— BEGIN Records to process —

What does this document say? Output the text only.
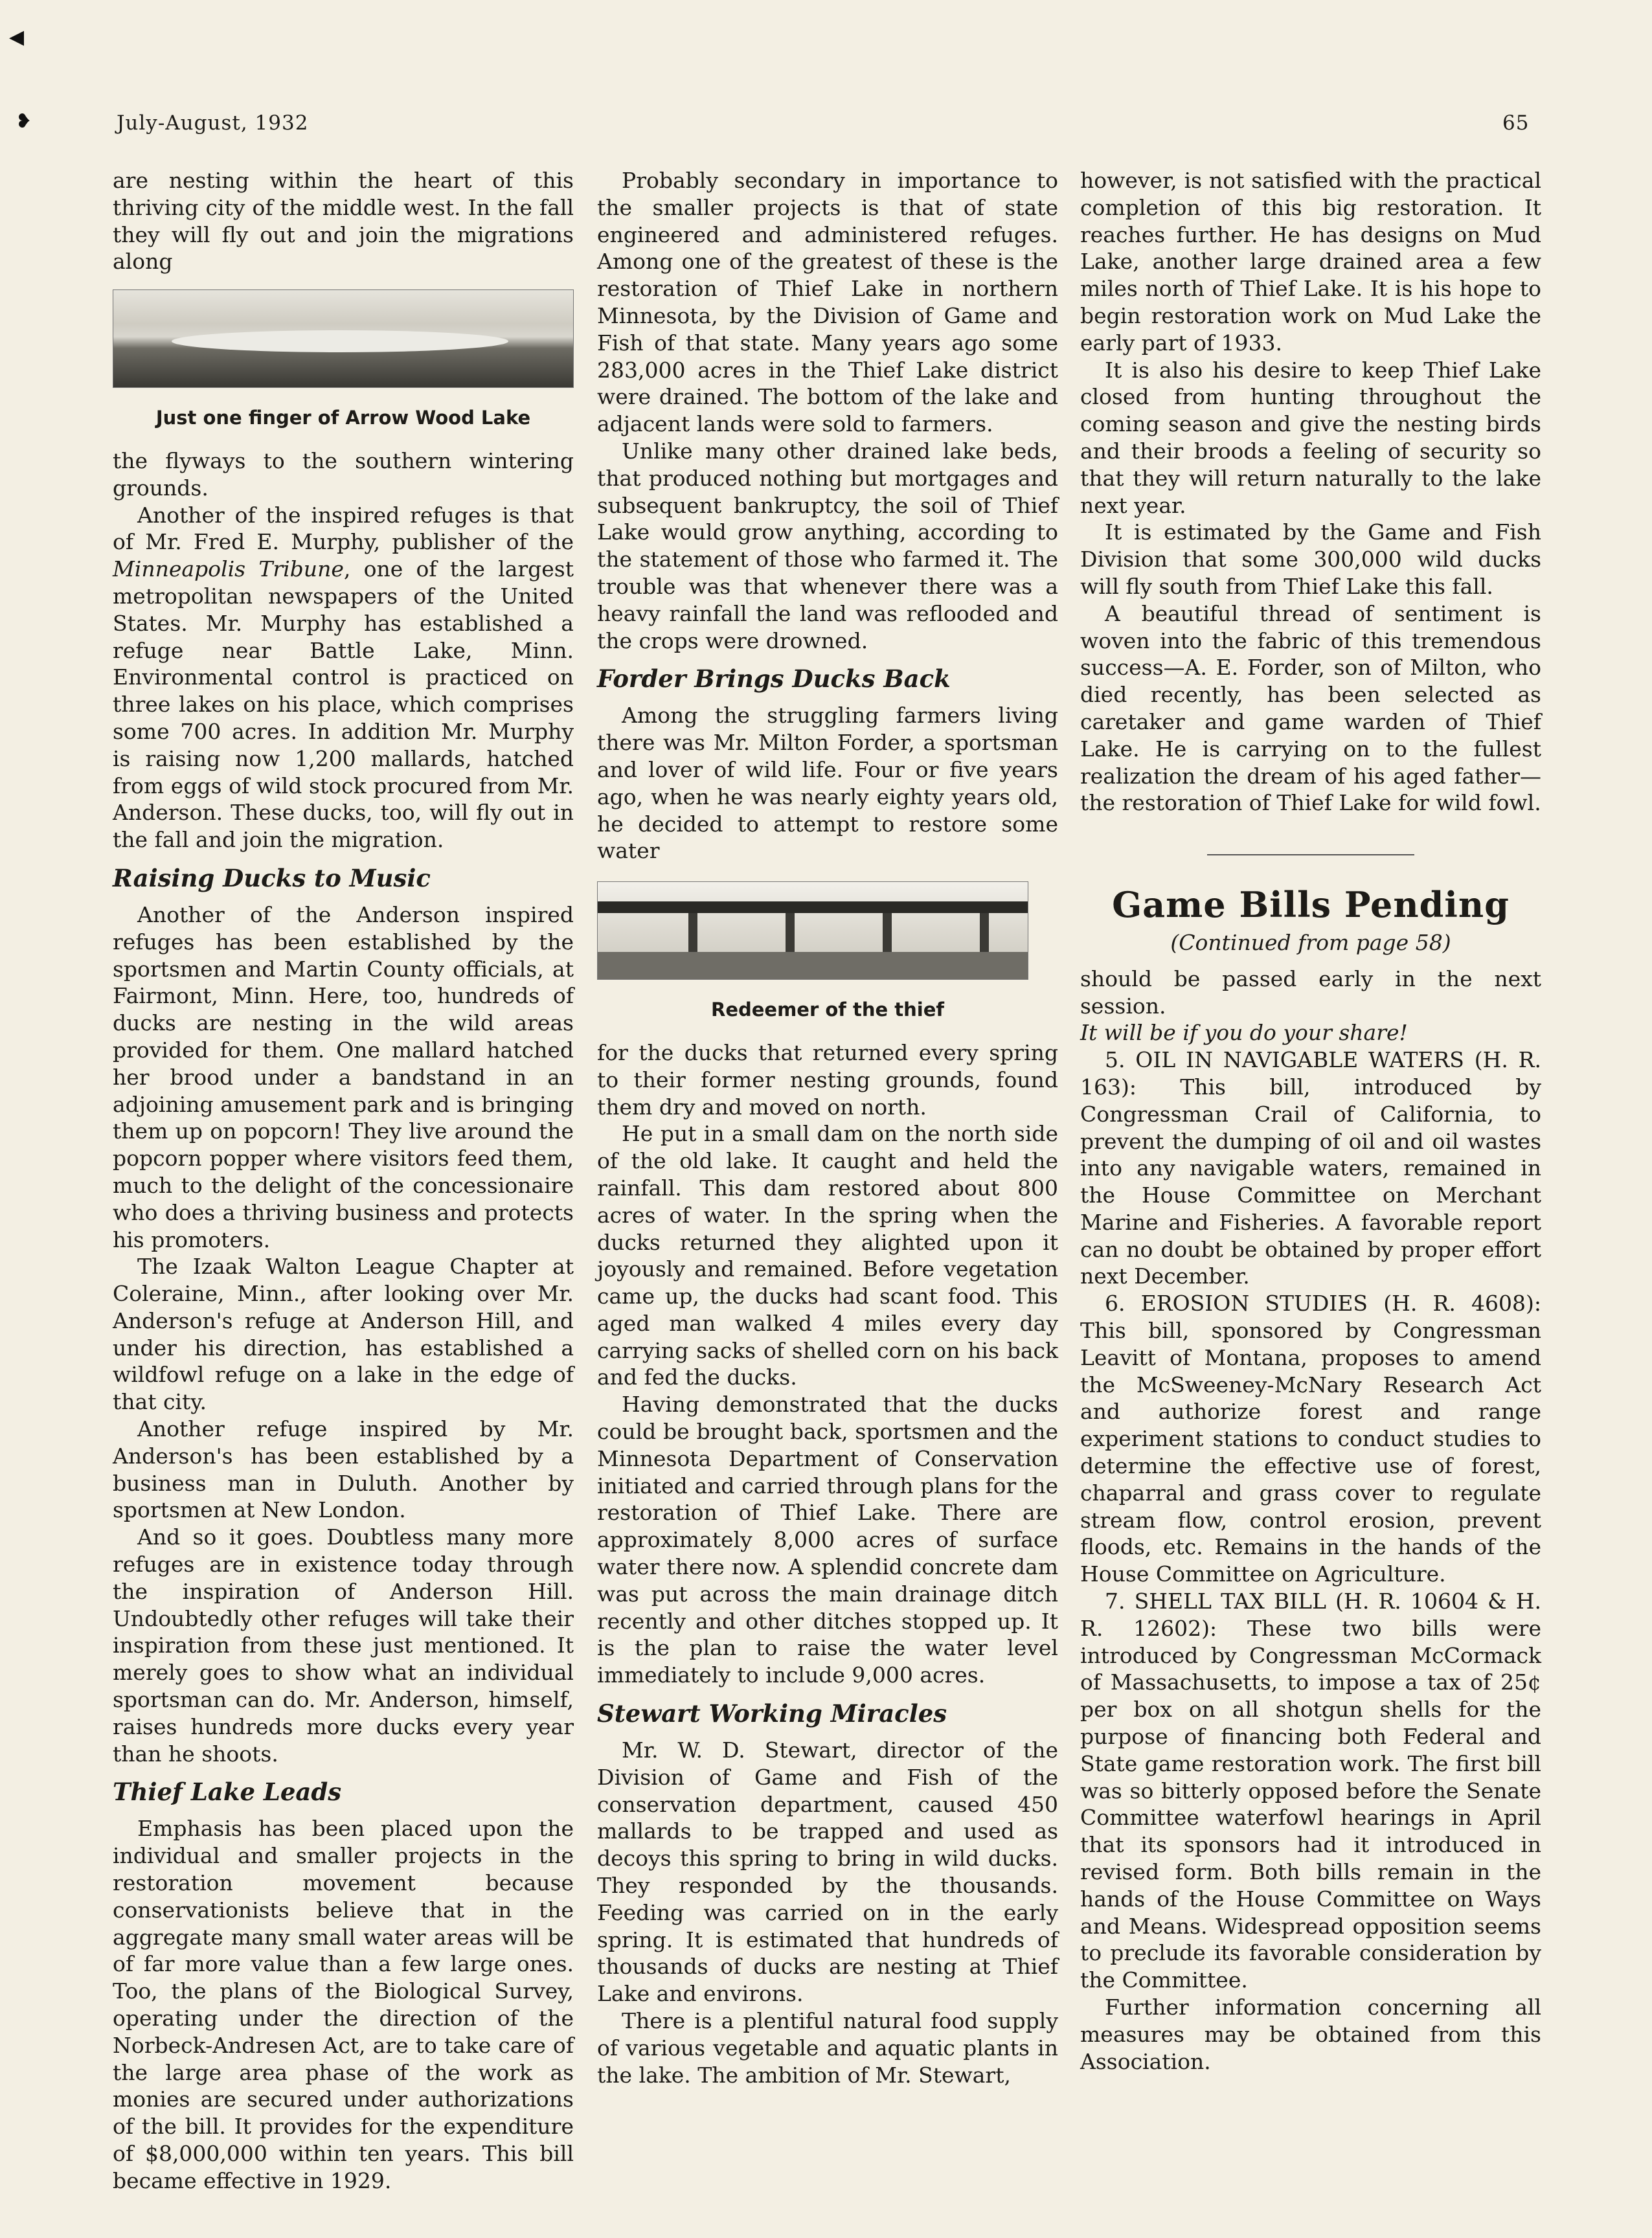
◀
❥	July-August, 1932	65

are nesting within the heart of this thriving city of the middle west. In the fall they will fly out and join the migrations along

Just one finger of Arrow Wood Lake

the flyways to the southern wintering grounds.

Another of the inspired refuges is that of Mr. Fred E. Murphy, publisher of the Minneapolis Tribune, one of the largest metropolitan newspapers of the United States. Mr. Murphy has established a refuge near Battle Lake, Minn. Environmental control is practiced on three lakes on his place, which comprises some 700 acres. In addition Mr. Murphy is raising now 1,200 mallards, hatched from eggs of wild stock procured from Mr. Anderson. These ducks, too, will fly out in the fall and join the migration.

Raising Ducks to Music

Another of the Anderson inspired refuges has been established by the sportsmen and Martin County officials, at Fairmont, Minn. Here, too, hundreds of ducks are nesting in the wild areas provided for them. One mallard hatched her brood under a bandstand in an adjoining amusement park and is bringing them up on popcorn! They live around the popcorn popper where visitors feed them, much to the delight of the concessionaire who does a thriving business and protects his promoters.

The Izaak Walton League Chapter at Coleraine, Minn., after looking over Mr. Anderson's refuge at Anderson Hill, and under his direction, has established a wildfowl refuge on a lake in the edge of that city.

Another refuge inspired by Mr. Anderson's has been established by a business man in Duluth. Another by sportsmen at New London.

And so it goes. Doubtless many more refuges are in existence today through the inspiration of Anderson Hill. Undoubtedly other refuges will take their inspiration from these just mentioned. It merely goes to show what an individual sportsman can do. Mr. Anderson, himself, raises hundreds more ducks every year than he shoots.

Thief Lake Leads

Emphasis has been placed upon the individual and smaller projects in the restoration movement because conservationists believe that in the aggregate many small water areas will be of far more value than a few large ones. Too, the plans of the Biological Survey, operating under the direction of the Norbeck-Andresen Act, are to take care of the large area phase of the work as monies are secured under authorizations of the bill. It provides for the expenditure of $8,000,000 within ten years. This bill became effective in 1929.

Probably secondary in importance to the smaller projects is that of state engineered and administered refuges. Among one of the greatest of these is the restoration of Thief Lake in northern Minnesota, by the Division of Game and Fish of that state. Many years ago some 283,000 acres in the Thief Lake district were drained. The bottom of the lake and adjacent lands were sold to farmers.

Unlike many other drained lake beds, that produced nothing but mortgages and subsequent bankruptcy, the soil of Thief Lake would grow anything, according to the statement of those who farmed it. The trouble was that whenever there was a heavy rainfall the land was reflooded and the crops were drowned.

Forder Brings Ducks Back

Among the struggling farmers living there was Mr. Milton Forder, a sportsman and lover of wild life. Four or five years ago, when he was nearly eighty years old, he decided to attempt to restore some water

Redeemer of the thief

for the ducks that returned every spring to their former nesting grounds, found them dry and moved on north.

He put in a small dam on the north side of the old lake. It caught and held the rainfall. This dam restored about 800 acres of water. In the spring when the ducks returned they alighted upon it joyously and remained. Before vegetation came up, the ducks had scant food. This aged man walked 4 miles every day carrying sacks of shelled corn on his back and fed the ducks.

Having demonstrated that the ducks could be brought back, sportsmen and the Minnesota Department of Conservation initiated and carried through plans for the restoration of Thief Lake. There are approximately 8,000 acres of surface water there now. A splendid concrete dam was put across the main drainage ditch recently and other ditches stopped up. It is the plan to raise the water level immediately to include 9,000 acres.

Stewart Working Miracles

Mr. W. D. Stewart, director of the Division of Game and Fish of the conservation department, caused 450 mallards to be trapped and used as decoys this spring to bring in wild ducks. They responded by the thousands. Feeding was carried on in the early spring. It is estimated that hundreds of thousands of ducks are nesting at Thief Lake and environs.

There is a plentiful natural food supply of various vegetable and aquatic plants in the lake. The ambition of Mr. Stewart,

however, is not satisfied with the practical completion of this big restoration. It reaches further. He has designs on Mud Lake, another large drained area a few miles north of Thief Lake. It is his hope to begin restoration work on Mud Lake the early part of 1933.

It is also his desire to keep Thief Lake closed from hunting throughout the coming season and give the nesting birds and their broods a feeling of security so that they will return naturally to the lake next year.

It is estimated by the Game and Fish Division that some 300,000 wild ducks will fly south from Thief Lake this fall.

A beautiful thread of sentiment is woven into the fabric of this tremendous success—A. E. Forder, son of Milton, who died recently, has been selected as caretaker and game warden of Thief Lake. He is carrying on to the fullest realization the dream of his aged father—the restoration of Thief Lake for wild fowl.

Game Bills Pending
(Continued from page 58)

should be passed early in the next session.

It will be if you do your share!

5. OIL IN NAVIGABLE WATERS (H. R. 163): This bill, introduced by Congressman Crail of California, to prevent the dumping of oil and oil wastes into any navigable waters, remained in the House Committee on Merchant Marine and Fisheries. A favorable report can no doubt be obtained by proper effort next December.

6. EROSION STUDIES (H. R. 4608): This bill, sponsored by Congressman Leavitt of Montana, proposes to amend the McSweeney-McNary Research Act and authorize forest and range experiment stations to conduct studies to determine the effective use of forest, chaparral and grass cover to regulate stream flow, control erosion, prevent floods, etc. Remains in the hands of the House Committee on Agriculture.

7. SHELL TAX BILL (H. R. 10604 & H. R. 12602): These two bills were introduced by Congressman McCormack of Massachusetts, to impose a tax of 25¢ per box on all shotgun shells for the purpose of financing both Federal and State game restoration work. The first bill was so bitterly opposed before the Senate Committee waterfowl hearings in April that its sponsors had it introduced in revised form. Both bills remain in the hands of the House Committee on Ways and Means. Widespread opposition seems to preclude its favorable consideration by the Committee.

Further information concerning all measures may be obtained from this Association.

— END Records to process —

Exercise task: Write the listing above out again exactly, dropping each image.

Output:
What does this document say? Output the text only.
◀
❥	July-August, 1932	65

are nesting within the heart of this thriving city of the middle west. In the fall they will fly out and join the migrations along

Just one finger of Arrow Wood Lake

the flyways to the southern wintering grounds.

Another of the inspired refuges is that of Mr. Fred E. Murphy, publisher of the Minneapolis Tribune, one of the largest metropolitan newspapers of the United States. Mr. Murphy has established a refuge near Battle Lake, Minn. Environmental control is practiced on three lakes on his place, which comprises some 700 acres. In addition Mr. Murphy is raising now 1,200 mallards, hatched from eggs of wild stock procured from Mr. Anderson. These ducks, too, will fly out in the fall and join the migration.

Raising Ducks to Music

Another of the Anderson inspired refuges has been established by the sportsmen and Martin County officials, at Fairmont, Minn. Here, too, hundreds of ducks are nesting in the wild areas provided for them. One mallard hatched her brood under a bandstand in an adjoining amusement park and is bringing them up on popcorn! They live around the popcorn popper where visitors feed them, much to the delight of the concessionaire who does a thriving business and protects his promoters.

The Izaak Walton League Chapter at Coleraine, Minn., after looking over Mr. Anderson's refuge at Anderson Hill, and under his direction, has established a wildfowl refuge on a lake in the edge of that city.

Another refuge inspired by Mr. Anderson's has been established by a business man in Duluth. Another by sportsmen at New London.

And so it goes. Doubtless many more refuges are in existence today through the inspiration of Anderson Hill. Undoubtedly other refuges will take their inspiration from these just mentioned. It merely goes to show what an individual sportsman can do. Mr. Anderson, himself, raises hundreds more ducks every year than he shoots.

Thief Lake Leads

Emphasis has been placed upon the individual and smaller projects in the restoration movement because conservationists believe that in the aggregate many small water areas will be of far more value than a few large ones. Too, the plans of the Biological Survey, operating under the direction of the Norbeck-Andresen Act, are to take care of the large area phase of the work as monies are secured under authorizations of the bill. It provides for the expenditure of $8,000,000 within ten years. This bill became effective in 1929.

Probably secondary in importance to the smaller projects is that of state engineered and administered refuges. Among one of the greatest of these is the restoration of Thief Lake in northern Minnesota, by the Division of Game and Fish of that state. Many years ago some 283,000 acres in the Thief Lake district were drained. The bottom of the lake and adjacent lands were sold to farmers.

Unlike many other drained lake beds, that produced nothing but mortgages and subsequent bankruptcy, the soil of Thief Lake would grow anything, according to the statement of those who farmed it. The trouble was that whenever there was a heavy rainfall the land was reflooded and the crops were drowned.

Forder Brings Ducks Back

Among the struggling farmers living there was Mr. Milton Forder, a sportsman and lover of wild life. Four or five years ago, when he was nearly eighty years old, he decided to attempt to restore some water

Redeemer of the thief

for the ducks that returned every spring to their former nesting grounds, found them dry and moved on north.

He put in a small dam on the north side of the old lake. It caught and held the rainfall. This dam restored about 800 acres of water. In the spring when the ducks returned they alighted upon it joyously and remained. Before vegetation came up, the ducks had scant food. This aged man walked 4 miles every day carrying sacks of shelled corn on his back and fed the ducks.

Having demonstrated that the ducks could be brought back, sportsmen and the Minnesota Department of Conservation initiated and carried through plans for the restoration of Thief Lake. There are approximately 8,000 acres of surface water there now. A splendid concrete dam was put across the main drainage ditch recently and other ditches stopped up. It is the plan to raise the water level immediately to include 9,000 acres.

Stewart Working Miracles

Mr. W. D. Stewart, director of the Division of Game and Fish of the conservation department, caused 450 mallards to be trapped and used as decoys this spring to bring in wild ducks. They responded by the thousands. Feeding was carried on in the early spring. It is estimated that hundreds of thousands of ducks are nesting at Thief Lake and environs.

There is a plentiful natural food supply of various vegetable and aquatic plants in the lake. The ambition of Mr. Stewart,

however, is not satisfied with the practical completion of this big restoration. It reaches further. He has designs on Mud Lake, another large drained area a few miles north of Thief Lake. It is his hope to begin restoration work on Mud Lake the early part of 1933.

It is also his desire to keep Thief Lake closed from hunting throughout the coming season and give the nesting birds and their broods a feeling of security so that they will return naturally to the lake next year.

It is estimated by the Game and Fish Division that some 300,000 wild ducks will fly south from Thief Lake this fall.

A beautiful thread of sentiment is woven into the fabric of this tremendous success—A. E. Forder, son of Milton, who died recently, has been selected as caretaker and game warden of Thief Lake. He is carrying on to the fullest realization the dream of his aged father—the restoration of Thief Lake for wild fowl.

Game Bills Pending
(Continued from page 58)

should be passed early in the next session.

It will be if you do your share!

5. OIL IN NAVIGABLE WATERS (H. R. 163): This bill, introduced by Congressman Crail of California, to prevent the dumping of oil and oil wastes into any navigable waters, remained in the House Committee on Merchant Marine and Fisheries. A favorable report can no doubt be obtained by proper effort next December.

6. EROSION STUDIES (H. R. 4608): This bill, sponsored by Congressman Leavitt of Montana, proposes to amend the McSweeney-McNary Research Act and authorize forest and range experiment stations to conduct studies to determine the effective use of forest, chaparral and grass cover to regulate stream flow, control erosion, prevent floods, etc. Remains in the hands of the House Committee on Agriculture.

7. SHELL TAX BILL (H. R. 10604 & H. R. 12602): These two bills were introduced by Congressman McCormack of Massachusetts, to impose a tax of 25¢ per box on all shotgun shells for the purpose of financing both Federal and State game restoration work. The first bill was so bitterly opposed before the Senate Committee waterfowl hearings in April that its sponsors had it introduced in revised form. Both bills remain in the hands of the House Committee on Ways and Means. Widespread opposition seems to preclude its favorable consideration by the Committee.

Further information concerning all measures may be obtained from this Association.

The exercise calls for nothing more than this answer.